>> Start Record extracts
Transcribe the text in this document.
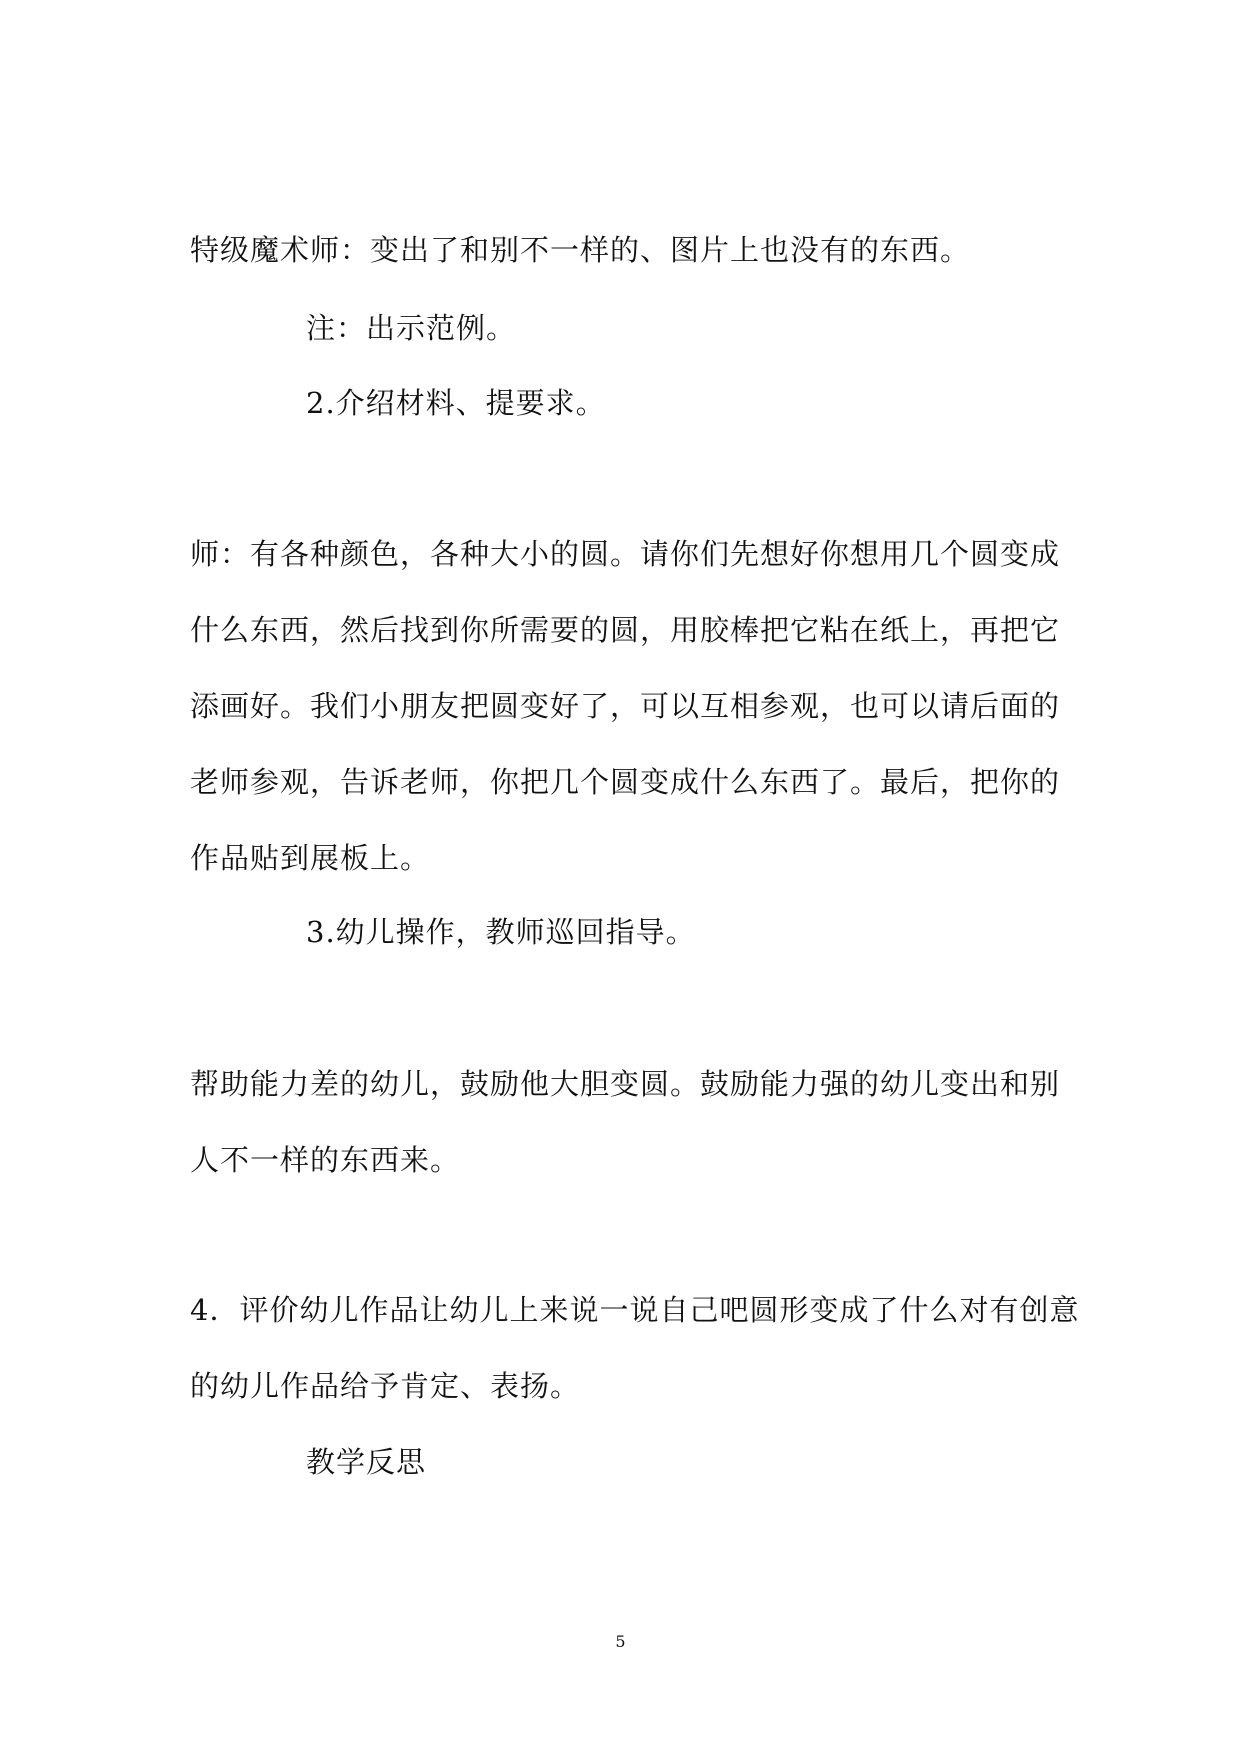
特级魔术师：变出了和别不一样的、图片上也没有的东西。
注：出示范例。
2.介绍材料、提要求。
师：有各种颜色，各种大小的圆。请你们先想好你想用几个圆变成
什么东西，然后找到你所需要的圆，用胶棒把它粘在纸上，再把它
添画好。我们小朋友把圆变好了，可以互相参观，也可以请后面的
老师参观，告诉老师，你把几个圆变成什么东西了。最后，把你的
作品贴到展板上。
3.幼儿操作，教师巡回指导。
帮助能力差的幼儿，鼓励他大胆变圆。鼓励能力强的幼儿变出和别
人不一样的东西来。
4．评价幼儿作品让幼儿上来说一说自己吧圆形变成了什么对有创意
的幼儿作品给予肯定、表扬。
教学反思
5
>> End Record extracts
▶ **Exercise objective**:
Copy every record above exactly as written, but leave out the pictures.

▶ **The solution**:
Transcribe the text in this document.
特级魔术师：变出了和别不一样的、图片上也没有的东西。
注：出示范例。
2.介绍材料、提要求。
师：有各种颜色，各种大小的圆。请你们先想好你想用几个圆变成
什么东西，然后找到你所需要的圆，用胶棒把它粘在纸上，再把它
添画好。我们小朋友把圆变好了，可以互相参观，也可以请后面的
老师参观，告诉老师，你把几个圆变成什么东西了。最后，把你的
作品贴到展板上。
3.幼儿操作，教师巡回指导。
帮助能力差的幼儿，鼓励他大胆变圆。鼓励能力强的幼儿变出和别
人不一样的东西来。
4．评价幼儿作品让幼儿上来说一说自己吧圆形变成了什么对有创意
的幼儿作品给予肯定、表扬。
教学反思
5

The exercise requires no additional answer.